TASK:
Pull every line that holds the word "Arctic" from the entries.

** Start RECORDS SHOWN **

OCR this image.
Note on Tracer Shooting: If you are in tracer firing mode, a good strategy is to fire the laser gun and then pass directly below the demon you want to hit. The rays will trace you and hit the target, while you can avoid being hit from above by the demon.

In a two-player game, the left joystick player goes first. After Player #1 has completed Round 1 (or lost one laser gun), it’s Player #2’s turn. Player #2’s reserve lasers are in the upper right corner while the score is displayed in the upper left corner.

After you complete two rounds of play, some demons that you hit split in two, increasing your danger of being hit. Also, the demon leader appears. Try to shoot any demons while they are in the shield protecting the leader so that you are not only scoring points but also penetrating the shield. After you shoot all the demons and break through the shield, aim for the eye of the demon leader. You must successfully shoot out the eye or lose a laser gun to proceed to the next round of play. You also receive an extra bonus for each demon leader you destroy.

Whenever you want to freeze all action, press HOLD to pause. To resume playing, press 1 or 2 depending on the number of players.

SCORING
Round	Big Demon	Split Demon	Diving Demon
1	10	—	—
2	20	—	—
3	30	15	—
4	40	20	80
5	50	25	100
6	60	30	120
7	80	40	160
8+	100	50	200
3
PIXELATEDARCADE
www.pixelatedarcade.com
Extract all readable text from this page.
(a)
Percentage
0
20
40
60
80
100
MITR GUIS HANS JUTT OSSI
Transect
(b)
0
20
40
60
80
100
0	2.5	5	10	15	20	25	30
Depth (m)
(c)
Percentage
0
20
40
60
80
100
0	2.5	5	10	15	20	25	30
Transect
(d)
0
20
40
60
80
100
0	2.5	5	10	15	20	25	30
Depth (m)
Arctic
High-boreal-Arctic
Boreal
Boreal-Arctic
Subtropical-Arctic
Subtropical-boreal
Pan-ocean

** End RECORDS SHOWN **

COMPLETE RESPONSE:
Arctic
High-boreal-Arctic
Boreal-Arctic
Subtropical-Arctic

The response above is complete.